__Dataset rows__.
=-=-=

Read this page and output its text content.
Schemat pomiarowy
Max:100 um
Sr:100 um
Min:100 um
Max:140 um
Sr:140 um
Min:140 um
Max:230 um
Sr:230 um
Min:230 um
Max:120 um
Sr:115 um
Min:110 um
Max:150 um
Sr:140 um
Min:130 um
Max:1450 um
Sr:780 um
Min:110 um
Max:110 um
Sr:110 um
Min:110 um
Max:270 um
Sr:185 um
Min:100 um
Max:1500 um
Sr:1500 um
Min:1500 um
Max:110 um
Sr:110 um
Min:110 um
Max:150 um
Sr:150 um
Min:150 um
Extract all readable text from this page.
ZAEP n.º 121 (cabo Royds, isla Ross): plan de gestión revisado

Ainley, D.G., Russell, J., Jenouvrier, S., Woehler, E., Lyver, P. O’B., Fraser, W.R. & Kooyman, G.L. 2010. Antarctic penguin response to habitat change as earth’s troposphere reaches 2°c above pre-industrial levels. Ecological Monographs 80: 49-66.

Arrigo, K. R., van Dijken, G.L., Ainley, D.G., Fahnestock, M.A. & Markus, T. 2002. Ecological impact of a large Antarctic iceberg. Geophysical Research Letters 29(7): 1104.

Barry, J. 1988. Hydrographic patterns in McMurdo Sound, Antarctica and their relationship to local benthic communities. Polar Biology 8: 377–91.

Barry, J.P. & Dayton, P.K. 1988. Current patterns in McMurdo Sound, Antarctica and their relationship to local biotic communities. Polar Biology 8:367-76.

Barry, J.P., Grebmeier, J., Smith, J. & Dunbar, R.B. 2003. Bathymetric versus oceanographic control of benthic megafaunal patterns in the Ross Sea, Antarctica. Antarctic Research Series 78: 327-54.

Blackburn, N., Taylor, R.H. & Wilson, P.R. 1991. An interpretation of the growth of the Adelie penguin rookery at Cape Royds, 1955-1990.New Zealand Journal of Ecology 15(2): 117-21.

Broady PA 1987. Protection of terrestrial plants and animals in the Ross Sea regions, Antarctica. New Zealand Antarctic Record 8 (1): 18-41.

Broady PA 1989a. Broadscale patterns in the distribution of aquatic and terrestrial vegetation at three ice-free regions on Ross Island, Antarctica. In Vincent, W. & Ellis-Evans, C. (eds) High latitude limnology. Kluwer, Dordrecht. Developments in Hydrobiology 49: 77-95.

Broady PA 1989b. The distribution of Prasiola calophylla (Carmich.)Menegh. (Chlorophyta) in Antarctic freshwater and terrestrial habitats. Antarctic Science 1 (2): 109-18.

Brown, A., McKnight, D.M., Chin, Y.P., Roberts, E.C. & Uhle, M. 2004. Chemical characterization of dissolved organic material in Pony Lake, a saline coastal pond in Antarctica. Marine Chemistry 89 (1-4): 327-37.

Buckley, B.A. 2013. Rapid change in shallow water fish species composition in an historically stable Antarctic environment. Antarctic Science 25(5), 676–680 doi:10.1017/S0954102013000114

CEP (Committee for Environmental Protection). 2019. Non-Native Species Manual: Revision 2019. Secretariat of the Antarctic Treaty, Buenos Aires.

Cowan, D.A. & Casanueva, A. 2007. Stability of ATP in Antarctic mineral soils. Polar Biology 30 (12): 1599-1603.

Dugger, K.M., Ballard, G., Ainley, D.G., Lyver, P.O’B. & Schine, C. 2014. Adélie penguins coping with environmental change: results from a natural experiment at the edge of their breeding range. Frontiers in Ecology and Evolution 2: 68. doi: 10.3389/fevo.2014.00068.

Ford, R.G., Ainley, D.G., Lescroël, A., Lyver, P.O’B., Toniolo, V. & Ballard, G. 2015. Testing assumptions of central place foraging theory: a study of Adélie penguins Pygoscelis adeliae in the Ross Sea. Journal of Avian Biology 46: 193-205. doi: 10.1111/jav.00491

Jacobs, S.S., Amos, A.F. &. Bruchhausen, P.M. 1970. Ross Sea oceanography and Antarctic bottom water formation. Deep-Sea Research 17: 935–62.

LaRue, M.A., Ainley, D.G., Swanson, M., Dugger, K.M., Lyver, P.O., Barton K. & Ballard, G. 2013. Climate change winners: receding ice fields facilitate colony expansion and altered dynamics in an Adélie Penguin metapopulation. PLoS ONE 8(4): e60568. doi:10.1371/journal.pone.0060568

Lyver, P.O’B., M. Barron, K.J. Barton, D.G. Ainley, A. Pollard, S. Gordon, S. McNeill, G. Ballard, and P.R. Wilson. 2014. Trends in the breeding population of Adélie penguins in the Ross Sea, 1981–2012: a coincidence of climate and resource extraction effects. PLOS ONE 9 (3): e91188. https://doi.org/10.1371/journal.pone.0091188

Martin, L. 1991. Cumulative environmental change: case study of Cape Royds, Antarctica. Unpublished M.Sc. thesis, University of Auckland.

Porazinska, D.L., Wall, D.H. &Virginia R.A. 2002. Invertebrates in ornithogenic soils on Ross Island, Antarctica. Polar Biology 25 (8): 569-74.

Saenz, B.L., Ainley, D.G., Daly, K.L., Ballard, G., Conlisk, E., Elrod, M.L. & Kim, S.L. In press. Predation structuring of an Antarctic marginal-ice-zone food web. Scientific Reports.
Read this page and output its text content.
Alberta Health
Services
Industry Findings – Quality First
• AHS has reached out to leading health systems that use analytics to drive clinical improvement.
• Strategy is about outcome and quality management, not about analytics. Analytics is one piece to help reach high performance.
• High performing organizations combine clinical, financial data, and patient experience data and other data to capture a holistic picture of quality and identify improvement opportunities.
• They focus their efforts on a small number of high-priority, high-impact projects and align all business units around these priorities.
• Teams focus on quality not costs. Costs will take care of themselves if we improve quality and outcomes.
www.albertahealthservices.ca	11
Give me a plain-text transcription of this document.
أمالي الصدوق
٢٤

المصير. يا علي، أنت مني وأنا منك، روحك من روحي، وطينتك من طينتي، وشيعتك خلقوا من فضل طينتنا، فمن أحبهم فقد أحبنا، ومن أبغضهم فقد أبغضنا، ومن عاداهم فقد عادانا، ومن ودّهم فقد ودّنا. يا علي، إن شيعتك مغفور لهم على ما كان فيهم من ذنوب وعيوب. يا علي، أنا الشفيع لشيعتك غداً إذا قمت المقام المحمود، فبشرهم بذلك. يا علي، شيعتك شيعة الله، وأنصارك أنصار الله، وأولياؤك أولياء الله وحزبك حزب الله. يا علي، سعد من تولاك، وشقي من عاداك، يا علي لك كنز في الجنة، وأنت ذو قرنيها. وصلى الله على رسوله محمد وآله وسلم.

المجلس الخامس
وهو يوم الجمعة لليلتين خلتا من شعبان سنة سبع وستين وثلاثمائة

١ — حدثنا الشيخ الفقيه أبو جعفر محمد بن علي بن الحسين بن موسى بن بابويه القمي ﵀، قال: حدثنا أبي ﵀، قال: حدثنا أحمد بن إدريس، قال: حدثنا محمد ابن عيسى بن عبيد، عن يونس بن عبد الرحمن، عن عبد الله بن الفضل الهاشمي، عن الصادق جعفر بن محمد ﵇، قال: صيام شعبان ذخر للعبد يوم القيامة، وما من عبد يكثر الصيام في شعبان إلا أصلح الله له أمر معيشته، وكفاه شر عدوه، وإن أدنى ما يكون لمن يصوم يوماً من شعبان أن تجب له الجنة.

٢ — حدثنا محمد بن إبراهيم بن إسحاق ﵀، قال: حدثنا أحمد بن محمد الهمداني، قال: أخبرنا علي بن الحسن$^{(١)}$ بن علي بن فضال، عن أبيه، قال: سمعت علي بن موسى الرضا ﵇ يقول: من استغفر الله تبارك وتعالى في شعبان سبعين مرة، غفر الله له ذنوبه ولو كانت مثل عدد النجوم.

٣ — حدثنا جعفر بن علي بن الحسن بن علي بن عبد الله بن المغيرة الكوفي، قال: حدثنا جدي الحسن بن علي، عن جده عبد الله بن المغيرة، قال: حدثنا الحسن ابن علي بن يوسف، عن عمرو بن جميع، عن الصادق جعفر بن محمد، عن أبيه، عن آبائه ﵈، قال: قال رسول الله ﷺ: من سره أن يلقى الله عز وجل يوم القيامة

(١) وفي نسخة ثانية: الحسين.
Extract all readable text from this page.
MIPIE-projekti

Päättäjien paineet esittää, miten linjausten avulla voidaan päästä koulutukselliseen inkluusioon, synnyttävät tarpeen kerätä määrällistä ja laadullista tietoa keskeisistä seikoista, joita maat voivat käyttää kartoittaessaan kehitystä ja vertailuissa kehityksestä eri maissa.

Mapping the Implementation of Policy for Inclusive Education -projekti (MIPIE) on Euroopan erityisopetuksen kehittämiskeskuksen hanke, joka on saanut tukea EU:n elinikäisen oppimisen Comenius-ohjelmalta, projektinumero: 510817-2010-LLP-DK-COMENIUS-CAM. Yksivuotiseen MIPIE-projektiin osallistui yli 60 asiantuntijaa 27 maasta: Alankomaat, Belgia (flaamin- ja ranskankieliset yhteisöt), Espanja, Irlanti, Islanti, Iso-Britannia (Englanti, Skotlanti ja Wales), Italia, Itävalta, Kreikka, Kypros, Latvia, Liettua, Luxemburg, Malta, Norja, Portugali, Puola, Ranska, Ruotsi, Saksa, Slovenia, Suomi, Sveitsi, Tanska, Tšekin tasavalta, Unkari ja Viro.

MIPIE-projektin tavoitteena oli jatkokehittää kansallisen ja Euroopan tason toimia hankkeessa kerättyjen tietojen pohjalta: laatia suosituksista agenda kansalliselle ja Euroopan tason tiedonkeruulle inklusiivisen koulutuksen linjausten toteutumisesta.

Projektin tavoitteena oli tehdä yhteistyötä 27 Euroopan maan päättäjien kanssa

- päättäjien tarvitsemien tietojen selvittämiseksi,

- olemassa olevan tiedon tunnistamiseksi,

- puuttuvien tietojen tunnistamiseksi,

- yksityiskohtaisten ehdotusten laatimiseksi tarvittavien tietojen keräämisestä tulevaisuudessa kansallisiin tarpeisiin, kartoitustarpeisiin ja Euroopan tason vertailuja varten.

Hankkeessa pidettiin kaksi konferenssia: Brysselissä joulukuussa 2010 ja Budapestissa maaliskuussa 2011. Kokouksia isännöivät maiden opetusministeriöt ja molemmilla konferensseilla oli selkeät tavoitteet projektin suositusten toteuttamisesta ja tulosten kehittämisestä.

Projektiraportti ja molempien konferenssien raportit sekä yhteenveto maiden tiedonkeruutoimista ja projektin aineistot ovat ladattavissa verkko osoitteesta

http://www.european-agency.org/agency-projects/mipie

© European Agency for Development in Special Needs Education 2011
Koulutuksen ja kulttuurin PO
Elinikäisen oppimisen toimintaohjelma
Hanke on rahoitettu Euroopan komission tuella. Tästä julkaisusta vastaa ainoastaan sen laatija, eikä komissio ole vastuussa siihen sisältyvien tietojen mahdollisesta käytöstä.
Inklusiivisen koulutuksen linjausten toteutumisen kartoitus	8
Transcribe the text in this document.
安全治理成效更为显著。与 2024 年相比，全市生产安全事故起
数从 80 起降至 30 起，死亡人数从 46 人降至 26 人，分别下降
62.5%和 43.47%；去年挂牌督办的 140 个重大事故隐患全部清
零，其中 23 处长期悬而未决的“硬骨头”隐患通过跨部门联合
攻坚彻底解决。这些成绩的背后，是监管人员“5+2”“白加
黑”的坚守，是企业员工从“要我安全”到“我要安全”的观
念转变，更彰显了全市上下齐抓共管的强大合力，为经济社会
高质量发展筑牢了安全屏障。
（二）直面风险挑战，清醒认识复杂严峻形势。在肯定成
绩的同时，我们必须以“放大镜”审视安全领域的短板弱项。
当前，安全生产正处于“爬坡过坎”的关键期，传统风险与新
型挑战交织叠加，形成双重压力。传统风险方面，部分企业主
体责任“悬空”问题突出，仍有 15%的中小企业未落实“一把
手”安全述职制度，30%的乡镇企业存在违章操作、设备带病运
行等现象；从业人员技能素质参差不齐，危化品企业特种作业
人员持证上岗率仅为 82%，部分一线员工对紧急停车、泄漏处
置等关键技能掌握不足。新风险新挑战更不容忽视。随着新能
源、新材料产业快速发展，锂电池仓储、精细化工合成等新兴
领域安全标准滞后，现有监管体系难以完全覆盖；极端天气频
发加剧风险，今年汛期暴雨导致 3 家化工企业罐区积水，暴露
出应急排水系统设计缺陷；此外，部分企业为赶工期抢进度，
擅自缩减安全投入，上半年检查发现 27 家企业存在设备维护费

=-=-=

__TASK TO COMPLETE__. Check each line above for the word "linjausten" and copy the ones that have it.

__COMPLETE ANSWER__.
Päättäjien paineet esittää, miten linjausten avulla voidaan päästä koulutukselliseen inkluusioon, synnyttävät tarpeen kerätä määrällistä ja laadullista tietoa keskeisistä seikoista, joita maat voivat käyttää kartoittaessaan kehitystä ja vertailuissa kehityksestä eri maissa.
MIPIE-projektin tavoitteena oli jatkokehittää kansallisen ja Euroopan tason toimia hankkeessa kerättyjen tietojen pohjalta: laatia suosituksista agenda kansalliselle ja Euroopan tason tiedonkeruulle inklusiivisen koulutuksen linjausten toteutumisesta.
Inklusiivisen koulutuksen linjausten toteutumisen kartoitus	8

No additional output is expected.